Dataset rows:
****

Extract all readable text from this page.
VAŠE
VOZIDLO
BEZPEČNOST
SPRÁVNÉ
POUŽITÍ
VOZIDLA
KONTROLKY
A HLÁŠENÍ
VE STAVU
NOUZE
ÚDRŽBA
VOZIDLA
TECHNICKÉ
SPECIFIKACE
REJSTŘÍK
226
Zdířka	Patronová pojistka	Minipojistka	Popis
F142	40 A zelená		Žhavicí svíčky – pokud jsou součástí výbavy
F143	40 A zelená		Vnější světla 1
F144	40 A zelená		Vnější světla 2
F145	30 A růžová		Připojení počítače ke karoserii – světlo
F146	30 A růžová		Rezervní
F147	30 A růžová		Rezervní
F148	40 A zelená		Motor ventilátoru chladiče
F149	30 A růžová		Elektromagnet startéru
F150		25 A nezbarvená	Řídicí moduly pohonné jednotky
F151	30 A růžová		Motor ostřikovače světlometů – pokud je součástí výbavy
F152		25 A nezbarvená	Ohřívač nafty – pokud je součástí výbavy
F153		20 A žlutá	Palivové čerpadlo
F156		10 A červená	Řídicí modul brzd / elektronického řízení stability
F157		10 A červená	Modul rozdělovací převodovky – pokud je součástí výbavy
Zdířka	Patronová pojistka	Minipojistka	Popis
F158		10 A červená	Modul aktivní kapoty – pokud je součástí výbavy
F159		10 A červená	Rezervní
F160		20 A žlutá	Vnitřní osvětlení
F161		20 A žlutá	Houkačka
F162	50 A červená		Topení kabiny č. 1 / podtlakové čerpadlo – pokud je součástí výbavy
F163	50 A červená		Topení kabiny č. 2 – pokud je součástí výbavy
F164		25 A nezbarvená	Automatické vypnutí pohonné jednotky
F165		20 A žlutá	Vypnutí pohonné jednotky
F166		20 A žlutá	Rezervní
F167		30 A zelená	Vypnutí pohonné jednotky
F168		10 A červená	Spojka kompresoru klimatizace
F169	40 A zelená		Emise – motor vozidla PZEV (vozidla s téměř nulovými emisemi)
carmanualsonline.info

****

Copy each line of the data that contains the word "Řídicí".

→ **Exercise solution**
F150		25 A nezbarvená	Řídicí moduly pohonné jednotky
F156		10 A červená	Řídicí modul brzd / elektronického řízení stability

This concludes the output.